Find the string "screenshot" and gather every line that holds it.

##### Records shown #####

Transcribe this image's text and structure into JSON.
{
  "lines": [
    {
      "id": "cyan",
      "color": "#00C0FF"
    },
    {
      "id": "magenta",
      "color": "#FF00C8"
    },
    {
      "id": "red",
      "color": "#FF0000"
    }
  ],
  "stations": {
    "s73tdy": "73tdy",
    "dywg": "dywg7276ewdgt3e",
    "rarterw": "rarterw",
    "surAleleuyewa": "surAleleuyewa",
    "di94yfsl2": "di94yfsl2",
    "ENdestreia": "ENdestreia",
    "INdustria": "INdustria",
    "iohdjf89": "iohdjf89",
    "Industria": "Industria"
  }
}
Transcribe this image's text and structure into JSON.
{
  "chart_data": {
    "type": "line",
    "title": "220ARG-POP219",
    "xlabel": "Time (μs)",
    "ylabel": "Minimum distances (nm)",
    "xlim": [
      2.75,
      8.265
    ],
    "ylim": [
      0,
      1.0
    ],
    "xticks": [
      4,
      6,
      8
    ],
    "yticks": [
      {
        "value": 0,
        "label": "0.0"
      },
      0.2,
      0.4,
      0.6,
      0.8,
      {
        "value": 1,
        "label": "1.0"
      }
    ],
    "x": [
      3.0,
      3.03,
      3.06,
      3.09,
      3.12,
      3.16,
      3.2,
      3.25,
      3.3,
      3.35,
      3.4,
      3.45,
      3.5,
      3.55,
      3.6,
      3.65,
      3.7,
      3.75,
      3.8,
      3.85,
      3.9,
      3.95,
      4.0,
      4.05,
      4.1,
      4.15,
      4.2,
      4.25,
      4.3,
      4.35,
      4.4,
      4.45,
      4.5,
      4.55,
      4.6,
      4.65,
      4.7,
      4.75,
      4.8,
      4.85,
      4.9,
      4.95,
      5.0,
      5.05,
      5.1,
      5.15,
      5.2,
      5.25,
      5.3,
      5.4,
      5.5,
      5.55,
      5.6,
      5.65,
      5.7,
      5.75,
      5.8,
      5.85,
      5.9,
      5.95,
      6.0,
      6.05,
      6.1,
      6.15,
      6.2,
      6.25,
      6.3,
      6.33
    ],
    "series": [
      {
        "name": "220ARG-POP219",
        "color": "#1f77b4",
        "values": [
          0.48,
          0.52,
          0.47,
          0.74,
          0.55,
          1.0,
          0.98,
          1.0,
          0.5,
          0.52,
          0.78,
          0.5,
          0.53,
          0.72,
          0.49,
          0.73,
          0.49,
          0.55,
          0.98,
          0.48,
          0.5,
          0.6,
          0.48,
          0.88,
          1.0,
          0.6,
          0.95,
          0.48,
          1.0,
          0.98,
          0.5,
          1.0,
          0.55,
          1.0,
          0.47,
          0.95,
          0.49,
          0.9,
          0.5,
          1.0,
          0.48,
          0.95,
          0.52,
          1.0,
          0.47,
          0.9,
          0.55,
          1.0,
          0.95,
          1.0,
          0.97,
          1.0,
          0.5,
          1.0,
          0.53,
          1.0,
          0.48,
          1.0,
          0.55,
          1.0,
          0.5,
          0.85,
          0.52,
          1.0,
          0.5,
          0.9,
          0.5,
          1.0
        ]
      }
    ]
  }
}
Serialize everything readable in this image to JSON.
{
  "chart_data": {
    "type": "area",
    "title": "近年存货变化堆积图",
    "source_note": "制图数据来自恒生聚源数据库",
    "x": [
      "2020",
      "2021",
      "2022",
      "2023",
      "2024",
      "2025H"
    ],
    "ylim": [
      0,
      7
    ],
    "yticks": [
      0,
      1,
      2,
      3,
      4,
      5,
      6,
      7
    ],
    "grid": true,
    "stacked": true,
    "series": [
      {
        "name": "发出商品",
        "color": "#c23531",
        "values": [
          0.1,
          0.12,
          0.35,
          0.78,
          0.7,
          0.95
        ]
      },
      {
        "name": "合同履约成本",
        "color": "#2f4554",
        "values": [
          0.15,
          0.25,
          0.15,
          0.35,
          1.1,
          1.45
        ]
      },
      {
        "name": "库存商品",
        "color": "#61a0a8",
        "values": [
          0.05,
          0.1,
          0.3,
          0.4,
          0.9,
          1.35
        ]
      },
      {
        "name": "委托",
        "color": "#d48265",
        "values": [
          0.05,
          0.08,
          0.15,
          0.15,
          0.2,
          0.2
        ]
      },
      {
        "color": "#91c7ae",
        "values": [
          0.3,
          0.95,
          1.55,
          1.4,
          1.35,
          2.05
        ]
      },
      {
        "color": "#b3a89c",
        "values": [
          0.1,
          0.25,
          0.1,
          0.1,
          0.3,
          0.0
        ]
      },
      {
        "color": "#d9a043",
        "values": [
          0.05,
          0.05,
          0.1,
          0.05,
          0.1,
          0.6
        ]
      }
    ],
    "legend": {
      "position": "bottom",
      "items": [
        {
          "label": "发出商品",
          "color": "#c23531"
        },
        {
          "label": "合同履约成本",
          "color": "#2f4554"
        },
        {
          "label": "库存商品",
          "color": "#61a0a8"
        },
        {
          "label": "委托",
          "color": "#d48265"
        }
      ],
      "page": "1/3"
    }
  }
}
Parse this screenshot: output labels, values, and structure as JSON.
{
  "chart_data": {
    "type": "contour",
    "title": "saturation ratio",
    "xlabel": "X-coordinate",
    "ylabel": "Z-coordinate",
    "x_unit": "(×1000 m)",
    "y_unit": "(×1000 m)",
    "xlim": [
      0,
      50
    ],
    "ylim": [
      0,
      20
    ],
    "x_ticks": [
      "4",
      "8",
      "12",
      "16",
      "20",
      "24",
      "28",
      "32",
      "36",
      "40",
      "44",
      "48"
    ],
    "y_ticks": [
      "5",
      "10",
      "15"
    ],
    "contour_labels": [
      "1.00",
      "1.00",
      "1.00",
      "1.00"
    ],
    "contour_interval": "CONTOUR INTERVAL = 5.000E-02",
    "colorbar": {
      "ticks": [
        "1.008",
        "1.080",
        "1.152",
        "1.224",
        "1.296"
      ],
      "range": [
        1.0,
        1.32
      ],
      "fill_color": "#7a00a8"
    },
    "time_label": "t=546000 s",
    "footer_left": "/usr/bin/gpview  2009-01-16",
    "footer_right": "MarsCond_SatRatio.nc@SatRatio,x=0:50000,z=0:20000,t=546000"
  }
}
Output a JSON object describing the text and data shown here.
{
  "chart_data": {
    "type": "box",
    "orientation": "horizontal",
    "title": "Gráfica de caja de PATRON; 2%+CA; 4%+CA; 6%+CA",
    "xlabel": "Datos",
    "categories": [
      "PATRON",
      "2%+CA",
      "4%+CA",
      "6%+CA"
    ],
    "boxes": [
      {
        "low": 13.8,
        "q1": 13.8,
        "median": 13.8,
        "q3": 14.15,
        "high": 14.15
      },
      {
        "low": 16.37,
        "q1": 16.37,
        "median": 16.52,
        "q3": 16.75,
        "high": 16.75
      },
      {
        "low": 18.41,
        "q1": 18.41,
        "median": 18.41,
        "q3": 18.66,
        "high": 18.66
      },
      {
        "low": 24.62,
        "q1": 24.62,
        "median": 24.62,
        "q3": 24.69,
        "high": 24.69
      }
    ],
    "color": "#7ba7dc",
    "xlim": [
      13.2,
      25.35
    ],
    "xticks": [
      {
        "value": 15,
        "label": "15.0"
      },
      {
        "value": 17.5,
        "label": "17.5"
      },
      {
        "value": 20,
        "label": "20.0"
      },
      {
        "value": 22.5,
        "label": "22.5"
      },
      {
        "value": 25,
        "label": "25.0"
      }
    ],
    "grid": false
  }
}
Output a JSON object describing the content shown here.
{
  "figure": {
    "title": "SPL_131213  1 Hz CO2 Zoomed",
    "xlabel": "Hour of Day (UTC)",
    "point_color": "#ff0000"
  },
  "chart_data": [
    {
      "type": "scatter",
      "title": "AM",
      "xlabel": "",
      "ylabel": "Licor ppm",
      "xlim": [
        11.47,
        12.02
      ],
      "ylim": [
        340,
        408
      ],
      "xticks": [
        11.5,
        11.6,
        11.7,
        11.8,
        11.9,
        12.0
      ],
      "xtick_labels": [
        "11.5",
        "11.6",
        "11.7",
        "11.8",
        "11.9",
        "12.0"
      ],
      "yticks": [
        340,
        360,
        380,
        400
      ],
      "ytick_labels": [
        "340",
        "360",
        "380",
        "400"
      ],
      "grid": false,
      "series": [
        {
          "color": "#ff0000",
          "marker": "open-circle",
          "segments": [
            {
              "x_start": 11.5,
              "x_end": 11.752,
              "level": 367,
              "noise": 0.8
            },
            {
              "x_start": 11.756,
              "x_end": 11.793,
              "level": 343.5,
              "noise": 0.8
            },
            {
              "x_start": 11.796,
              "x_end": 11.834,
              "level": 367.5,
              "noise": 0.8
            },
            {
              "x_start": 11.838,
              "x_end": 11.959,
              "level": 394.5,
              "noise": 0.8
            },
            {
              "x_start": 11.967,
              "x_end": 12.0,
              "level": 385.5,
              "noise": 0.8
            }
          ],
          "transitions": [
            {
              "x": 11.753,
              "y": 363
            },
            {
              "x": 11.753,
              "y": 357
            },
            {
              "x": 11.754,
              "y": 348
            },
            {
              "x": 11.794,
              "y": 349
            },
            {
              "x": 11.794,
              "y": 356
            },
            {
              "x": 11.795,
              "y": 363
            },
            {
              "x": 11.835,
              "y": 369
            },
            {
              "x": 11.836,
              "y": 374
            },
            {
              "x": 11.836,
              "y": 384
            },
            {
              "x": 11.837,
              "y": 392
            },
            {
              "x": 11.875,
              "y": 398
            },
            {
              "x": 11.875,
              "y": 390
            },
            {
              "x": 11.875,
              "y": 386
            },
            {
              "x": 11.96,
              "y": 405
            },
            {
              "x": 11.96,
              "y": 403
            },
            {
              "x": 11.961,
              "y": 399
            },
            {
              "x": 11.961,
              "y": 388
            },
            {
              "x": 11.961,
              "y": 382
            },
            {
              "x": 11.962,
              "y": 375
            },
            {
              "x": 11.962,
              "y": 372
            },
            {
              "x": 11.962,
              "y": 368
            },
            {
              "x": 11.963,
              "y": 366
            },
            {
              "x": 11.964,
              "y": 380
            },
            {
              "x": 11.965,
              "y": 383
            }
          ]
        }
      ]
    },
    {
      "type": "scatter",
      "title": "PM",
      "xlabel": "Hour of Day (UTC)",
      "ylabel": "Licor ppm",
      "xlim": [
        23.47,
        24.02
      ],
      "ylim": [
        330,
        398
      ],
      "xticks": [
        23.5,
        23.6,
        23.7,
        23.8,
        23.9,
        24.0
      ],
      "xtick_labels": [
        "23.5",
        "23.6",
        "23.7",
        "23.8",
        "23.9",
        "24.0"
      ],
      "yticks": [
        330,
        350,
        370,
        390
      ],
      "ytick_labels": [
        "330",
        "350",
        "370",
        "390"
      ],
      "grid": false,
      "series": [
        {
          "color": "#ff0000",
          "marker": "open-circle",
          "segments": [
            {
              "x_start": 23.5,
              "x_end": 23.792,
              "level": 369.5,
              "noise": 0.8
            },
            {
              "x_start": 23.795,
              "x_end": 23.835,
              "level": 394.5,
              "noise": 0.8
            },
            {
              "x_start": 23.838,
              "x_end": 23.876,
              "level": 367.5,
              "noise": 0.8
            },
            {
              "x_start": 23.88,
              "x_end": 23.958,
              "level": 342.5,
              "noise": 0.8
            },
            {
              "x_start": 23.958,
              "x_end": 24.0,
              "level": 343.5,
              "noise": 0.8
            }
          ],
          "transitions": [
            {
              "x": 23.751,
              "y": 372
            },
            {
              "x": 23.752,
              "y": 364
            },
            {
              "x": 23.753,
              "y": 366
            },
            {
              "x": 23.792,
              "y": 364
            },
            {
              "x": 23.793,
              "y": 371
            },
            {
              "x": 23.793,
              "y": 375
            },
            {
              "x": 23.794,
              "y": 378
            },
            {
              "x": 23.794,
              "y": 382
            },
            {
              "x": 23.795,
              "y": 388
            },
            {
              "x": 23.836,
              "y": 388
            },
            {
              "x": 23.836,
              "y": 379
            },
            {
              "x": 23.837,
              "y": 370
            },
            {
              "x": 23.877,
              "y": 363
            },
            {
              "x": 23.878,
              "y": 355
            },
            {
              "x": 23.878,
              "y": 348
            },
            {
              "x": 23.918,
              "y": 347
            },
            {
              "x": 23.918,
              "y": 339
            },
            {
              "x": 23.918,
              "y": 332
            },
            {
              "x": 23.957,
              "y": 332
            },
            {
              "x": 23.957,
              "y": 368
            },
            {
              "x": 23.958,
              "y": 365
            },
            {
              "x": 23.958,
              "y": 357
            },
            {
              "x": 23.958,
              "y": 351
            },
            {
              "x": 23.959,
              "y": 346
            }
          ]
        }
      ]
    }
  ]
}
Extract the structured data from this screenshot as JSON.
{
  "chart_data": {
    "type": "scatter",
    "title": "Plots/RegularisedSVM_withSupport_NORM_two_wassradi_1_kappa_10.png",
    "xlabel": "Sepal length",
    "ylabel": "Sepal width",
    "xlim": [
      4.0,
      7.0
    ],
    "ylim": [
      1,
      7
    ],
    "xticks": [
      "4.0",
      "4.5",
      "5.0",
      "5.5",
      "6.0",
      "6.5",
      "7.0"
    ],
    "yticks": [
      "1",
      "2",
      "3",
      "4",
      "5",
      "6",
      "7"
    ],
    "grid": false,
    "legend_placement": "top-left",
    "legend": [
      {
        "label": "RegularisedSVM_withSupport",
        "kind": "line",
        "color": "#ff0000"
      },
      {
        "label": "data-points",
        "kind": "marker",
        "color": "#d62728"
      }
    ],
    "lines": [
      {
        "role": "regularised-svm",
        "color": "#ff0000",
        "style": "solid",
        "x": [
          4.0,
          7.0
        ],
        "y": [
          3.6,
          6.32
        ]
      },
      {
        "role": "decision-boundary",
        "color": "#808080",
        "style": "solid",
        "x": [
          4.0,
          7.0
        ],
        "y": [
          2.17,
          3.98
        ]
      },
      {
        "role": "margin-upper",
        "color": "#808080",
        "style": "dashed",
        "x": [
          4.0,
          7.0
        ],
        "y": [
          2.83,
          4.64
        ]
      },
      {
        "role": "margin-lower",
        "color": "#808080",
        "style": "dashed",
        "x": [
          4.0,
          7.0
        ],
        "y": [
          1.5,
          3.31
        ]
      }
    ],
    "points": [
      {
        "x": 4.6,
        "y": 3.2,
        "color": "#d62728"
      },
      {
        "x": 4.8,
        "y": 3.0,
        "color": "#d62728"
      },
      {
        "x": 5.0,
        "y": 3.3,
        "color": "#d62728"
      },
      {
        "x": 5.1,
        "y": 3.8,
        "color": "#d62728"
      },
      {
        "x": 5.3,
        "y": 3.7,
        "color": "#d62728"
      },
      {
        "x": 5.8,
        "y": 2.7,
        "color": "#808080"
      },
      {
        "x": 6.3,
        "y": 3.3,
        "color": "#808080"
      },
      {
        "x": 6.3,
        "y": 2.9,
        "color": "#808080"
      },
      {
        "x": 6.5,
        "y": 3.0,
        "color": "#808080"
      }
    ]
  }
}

#####

Solution to the exercise —
Parse this screenshot: output labels, values, and structure as JSON.
Extract the structured data from this screenshot as JSON.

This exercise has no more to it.